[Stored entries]
══════

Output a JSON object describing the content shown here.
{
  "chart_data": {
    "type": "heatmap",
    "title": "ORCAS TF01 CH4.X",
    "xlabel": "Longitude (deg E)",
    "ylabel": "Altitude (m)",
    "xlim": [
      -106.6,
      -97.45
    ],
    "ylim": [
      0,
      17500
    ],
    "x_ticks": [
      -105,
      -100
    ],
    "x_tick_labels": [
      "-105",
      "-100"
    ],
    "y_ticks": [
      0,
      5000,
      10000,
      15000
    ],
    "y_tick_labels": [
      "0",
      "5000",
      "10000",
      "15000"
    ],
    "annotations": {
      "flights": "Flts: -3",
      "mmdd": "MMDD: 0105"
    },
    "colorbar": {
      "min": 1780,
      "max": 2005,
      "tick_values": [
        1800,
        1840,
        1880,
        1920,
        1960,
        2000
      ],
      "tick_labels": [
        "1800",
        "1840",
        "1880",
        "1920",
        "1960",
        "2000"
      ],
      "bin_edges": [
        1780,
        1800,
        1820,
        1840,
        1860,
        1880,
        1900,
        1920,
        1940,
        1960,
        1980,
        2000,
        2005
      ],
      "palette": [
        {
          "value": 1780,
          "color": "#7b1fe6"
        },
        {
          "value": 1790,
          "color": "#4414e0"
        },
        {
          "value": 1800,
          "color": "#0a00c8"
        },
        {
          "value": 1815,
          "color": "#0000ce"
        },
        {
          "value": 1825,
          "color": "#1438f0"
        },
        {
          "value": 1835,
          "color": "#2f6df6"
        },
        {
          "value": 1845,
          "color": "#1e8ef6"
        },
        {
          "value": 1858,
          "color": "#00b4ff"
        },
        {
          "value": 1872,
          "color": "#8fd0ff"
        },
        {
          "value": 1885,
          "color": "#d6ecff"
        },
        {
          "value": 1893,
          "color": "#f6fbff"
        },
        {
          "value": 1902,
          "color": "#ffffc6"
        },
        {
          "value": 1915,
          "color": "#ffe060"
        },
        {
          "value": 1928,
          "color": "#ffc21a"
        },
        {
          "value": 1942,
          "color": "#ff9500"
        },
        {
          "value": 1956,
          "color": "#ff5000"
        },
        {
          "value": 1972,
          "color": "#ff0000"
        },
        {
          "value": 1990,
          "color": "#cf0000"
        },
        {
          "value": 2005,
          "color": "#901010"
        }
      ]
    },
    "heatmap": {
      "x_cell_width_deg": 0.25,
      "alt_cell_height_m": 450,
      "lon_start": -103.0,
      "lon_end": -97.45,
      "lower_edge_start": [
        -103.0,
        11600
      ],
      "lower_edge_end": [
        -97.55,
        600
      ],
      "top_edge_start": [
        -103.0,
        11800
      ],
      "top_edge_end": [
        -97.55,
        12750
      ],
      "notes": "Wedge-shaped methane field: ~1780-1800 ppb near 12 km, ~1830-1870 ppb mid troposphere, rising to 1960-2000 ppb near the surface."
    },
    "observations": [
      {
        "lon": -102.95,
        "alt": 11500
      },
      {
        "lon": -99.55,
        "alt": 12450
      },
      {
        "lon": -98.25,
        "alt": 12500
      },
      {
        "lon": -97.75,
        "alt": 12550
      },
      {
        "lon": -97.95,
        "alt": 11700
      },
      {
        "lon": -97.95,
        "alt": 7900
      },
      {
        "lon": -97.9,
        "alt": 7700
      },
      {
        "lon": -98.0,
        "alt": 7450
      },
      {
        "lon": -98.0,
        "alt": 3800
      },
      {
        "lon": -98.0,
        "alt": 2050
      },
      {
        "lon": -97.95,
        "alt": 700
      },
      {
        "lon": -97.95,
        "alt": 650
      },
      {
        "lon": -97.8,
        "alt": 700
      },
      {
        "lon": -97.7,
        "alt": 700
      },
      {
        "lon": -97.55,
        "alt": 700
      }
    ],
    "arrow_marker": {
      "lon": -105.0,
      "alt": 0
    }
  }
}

══════

Goal —
Please repeat the material above, word for word and in full.

Solved exercise —
Output a JSON object describing the content shown here.
{
  "chart_data": {
    "type": "heatmap",
    "title": "ORCAS TF01 CH4.X",
    "xlabel": "Longitude (deg E)",
    "ylabel": "Altitude (m)",
    "xlim": [
      -106.6,
      -97.45
    ],
    "ylim": [
      0,
      17500
    ],
    "x_ticks": [
      -105,
      -100
    ],
    "x_tick_labels": [
      "-105",
      "-100"
    ],
    "y_ticks": [
      0,
      5000,
      10000,
      15000
    ],
    "y_tick_labels": [
      "0",
      "5000",
      "10000",
      "15000"
    ],
    "annotations": {
      "flights": "Flts: -3",
      "mmdd": "MMDD: 0105"
    },
    "colorbar": {
      "min": 1780,
      "max": 2005,
      "tick_values": [
        1800,
        1840,
        1880,
        1920,
        1960,
        2000
      ],
      "tick_labels": [
        "1800",
        "1840",
        "1880",
        "1920",
        "1960",
        "2000"
      ],
      "bin_edges": [
        1780,
        1800,
        1820,
        1840,
        1860,
        1880,
        1900,
        1920,
        1940,
        1960,
        1980,
        2000,
        2005
      ],
      "palette": [
        {
          "value": 1780,
          "color": "#7b1fe6"
        },
        {
          "value": 1790,
          "color": "#4414e0"
        },
        {
          "value": 1800,
          "color": "#0a00c8"
        },
        {
          "value": 1815,
          "color": "#0000ce"
        },
        {
          "value": 1825,
          "color": "#1438f0"
        },
        {
          "value": 1835,
          "color": "#2f6df6"
        },
        {
          "value": 1845,
          "color": "#1e8ef6"
        },
        {
          "value": 1858,
          "color": "#00b4ff"
        },
        {
          "value": 1872,
          "color": "#8fd0ff"
        },
        {
          "value": 1885,
          "color": "#d6ecff"
        },
        {
          "value": 1893,
          "color": "#f6fbff"
        },
        {
          "value": 1902,
          "color": "#ffffc6"
        },
        {
          "value": 1915,
          "color": "#ffe060"
        },
        {
          "value": 1928,
          "color": "#ffc21a"
        },
        {
          "value": 1942,
          "color": "#ff9500"
        },
        {
          "value": 1956,
          "color": "#ff5000"
        },
        {
          "value": 1972,
          "color": "#ff0000"
        },
        {
          "value": 1990,
          "color": "#cf0000"
        },
        {
          "value": 2005,
          "color": "#901010"
        }
      ]
    },
    "heatmap": {
      "x_cell_width_deg": 0.25,
      "alt_cell_height_m": 450,
      "lon_start": -103.0,
      "lon_end": -97.45,
      "lower_edge_start": [
        -103.0,
        11600
      ],
      "lower_edge_end": [
        -97.55,
        600
      ],
      "top_edge_start": [
        -103.0,
        11800
      ],
      "top_edge_end": [
        -97.55,
        12750
      ],
      "notes": "Wedge-shaped methane field: ~1780-1800 ppb near 12 km, ~1830-1870 ppb mid troposphere, rising to 1960-2000 ppb near the surface."
    },
    "observations": [
      {
        "lon": -102.95,
        "alt": 11500
      },
      {
        "lon": -99.55,
        "alt": 12450
      },
      {
        "lon": -98.25,
        "alt": 12500
      },
      {
        "lon": -97.75,
        "alt": 12550
      },
      {
        "lon": -97.95,
        "alt": 11700
      },
      {
        "lon": -97.95,
        "alt": 7900
      },
      {
        "lon": -97.9,
        "alt": 7700
      },
      {
        "lon": -98.0,
        "alt": 7450
      },
      {
        "lon": -98.0,
        "alt": 3800
      },
      {
        "lon": -98.0,
        "alt": 2050
      },
      {
        "lon": -97.95,
        "alt": 700
      },
      {
        "lon": -97.95,
        "alt": 650
      },
      {
        "lon": -97.8,
        "alt": 700
      },
      {
        "lon": -97.7,
        "alt": 700
      },
      {
        "lon": -97.55,
        "alt": 700
      }
    ],
    "arrow_marker": {
      "lon": -105.0,
      "alt": 0
    }
  }
}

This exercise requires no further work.